» **DIRECTIONS**
Print every entry, word for word, and skip the images.

[Records from a collection]
——
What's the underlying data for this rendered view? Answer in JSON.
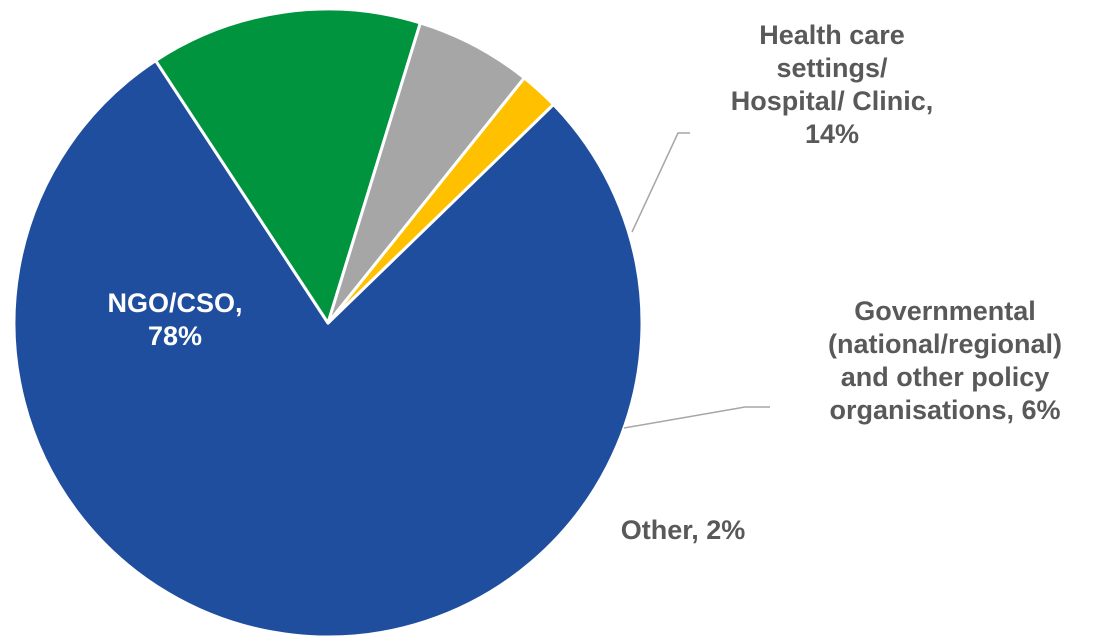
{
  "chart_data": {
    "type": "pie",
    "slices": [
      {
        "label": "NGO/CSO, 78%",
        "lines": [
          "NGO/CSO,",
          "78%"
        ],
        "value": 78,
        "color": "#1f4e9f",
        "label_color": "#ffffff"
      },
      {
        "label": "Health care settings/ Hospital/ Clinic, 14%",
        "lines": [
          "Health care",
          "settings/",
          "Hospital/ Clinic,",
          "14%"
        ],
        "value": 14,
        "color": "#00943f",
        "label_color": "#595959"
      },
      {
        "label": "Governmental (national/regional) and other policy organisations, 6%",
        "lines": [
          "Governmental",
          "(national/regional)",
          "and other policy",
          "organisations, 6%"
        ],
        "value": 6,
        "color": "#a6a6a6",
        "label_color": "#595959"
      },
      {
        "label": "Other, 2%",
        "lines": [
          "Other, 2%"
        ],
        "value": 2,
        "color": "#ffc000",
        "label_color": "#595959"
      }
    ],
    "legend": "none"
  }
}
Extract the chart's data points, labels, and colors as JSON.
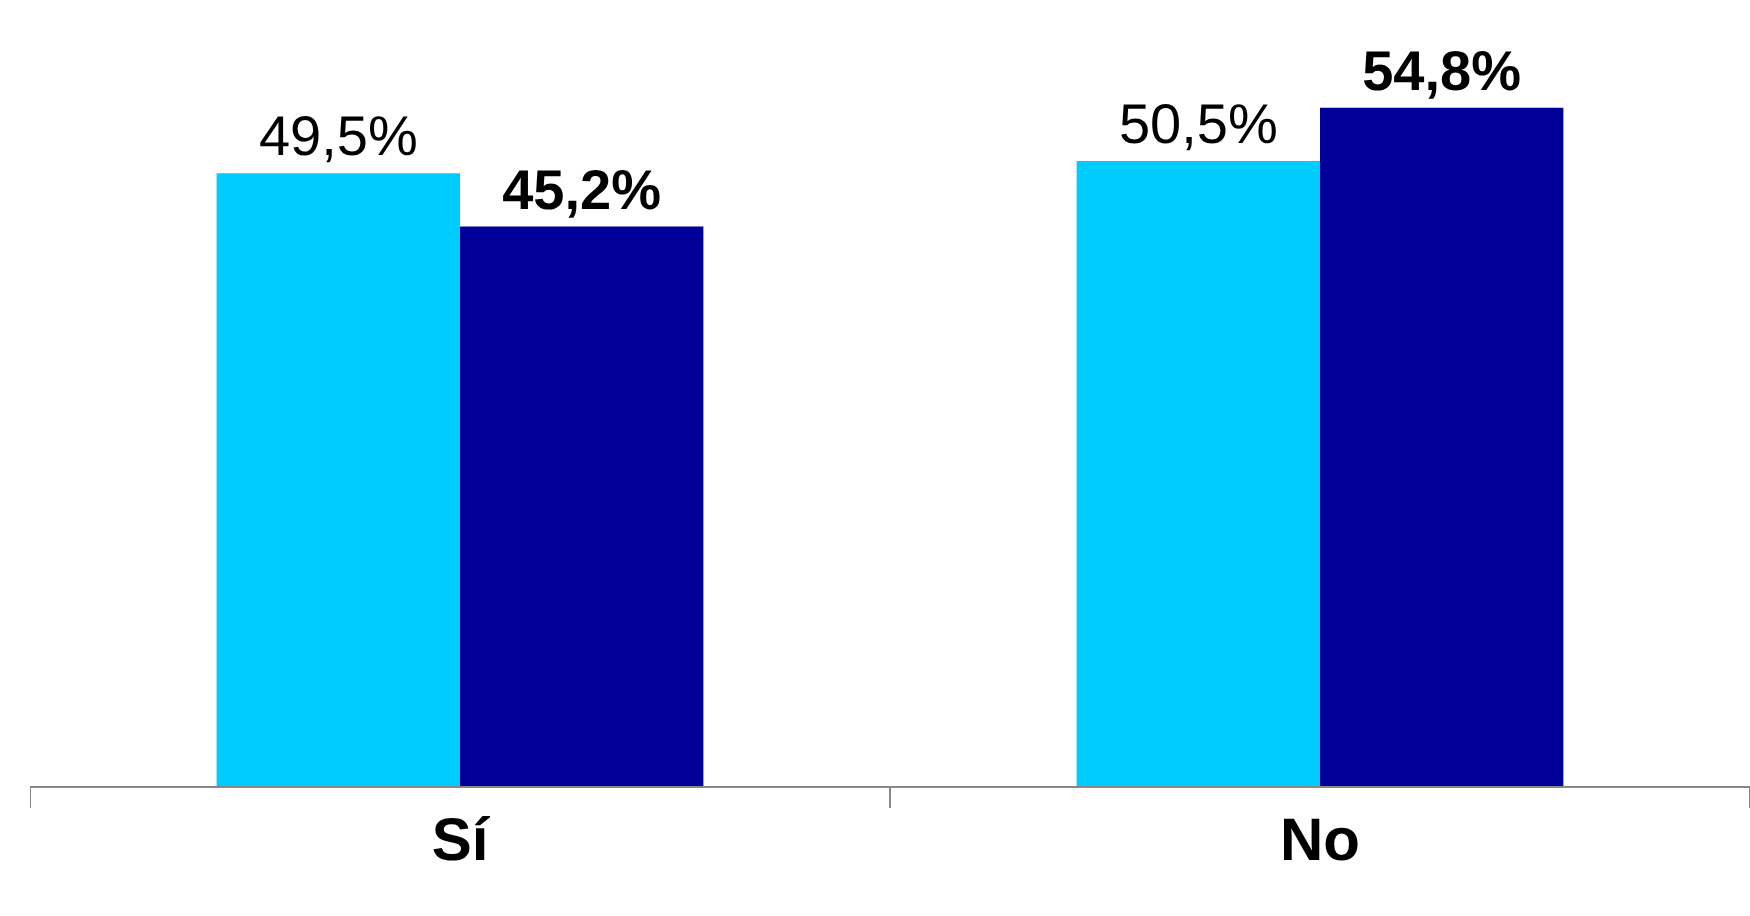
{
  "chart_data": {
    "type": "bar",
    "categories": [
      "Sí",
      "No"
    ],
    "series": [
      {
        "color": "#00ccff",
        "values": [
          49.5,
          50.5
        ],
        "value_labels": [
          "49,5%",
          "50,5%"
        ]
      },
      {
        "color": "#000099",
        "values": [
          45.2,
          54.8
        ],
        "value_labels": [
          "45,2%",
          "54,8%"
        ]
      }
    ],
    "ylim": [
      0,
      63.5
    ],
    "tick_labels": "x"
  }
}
——
» **RIGHT ANSWER**
What's the underlying data for this rendered view? Answer in JSON.
{
  "chart_data": {
    "type": "pie",
    "slices": [
      {
        "label": "NGO/CSO, 78%",
        "lines": [
          "NGO/CSO,",
          "78%"
        ],
        "value": 78,
        "color": "#1f4e9f",
        "label_color": "#ffffff"
      },
      {
        "label": "Health care settings/ Hospital/ Clinic, 14%",
        "lines": [
          "Health care",
          "settings/",
          "Hospital/ Clinic,",
          "14%"
        ],
        "value": 14,
        "color": "#00943f",
        "label_color": "#595959"
      },
      {
        "label": "Governmental (national/regional) and other policy organisations, 6%",
        "lines": [
          "Governmental",
          "(national/regional)",
          "and other policy",
          "organisations, 6%"
        ],
        "value": 6,
        "color": "#a6a6a6",
        "label_color": "#595959"
      },
      {
        "label": "Other, 2%",
        "lines": [
          "Other, 2%"
        ],
        "value": 2,
        "color": "#ffc000",
        "label_color": "#595959"
      }
    ],
    "legend": "none"
  }
}
Extract the chart's data points, labels, and colors as JSON.
{
  "chart_data": {
    "type": "bar",
    "categories": [
      "Sí",
      "No"
    ],
    "series": [
      {
        "color": "#00ccff",
        "values": [
          49.5,
          50.5
        ],
        "value_labels": [
          "49,5%",
          "50,5%"
        ]
      },
      {
        "color": "#000099",
        "values": [
          45.2,
          54.8
        ],
        "value_labels": [
          "45,2%",
          "54,8%"
        ]
      }
    ],
    "ylim": [
      0,
      63.5
    ],
    "tick_labels": "x"
  }
}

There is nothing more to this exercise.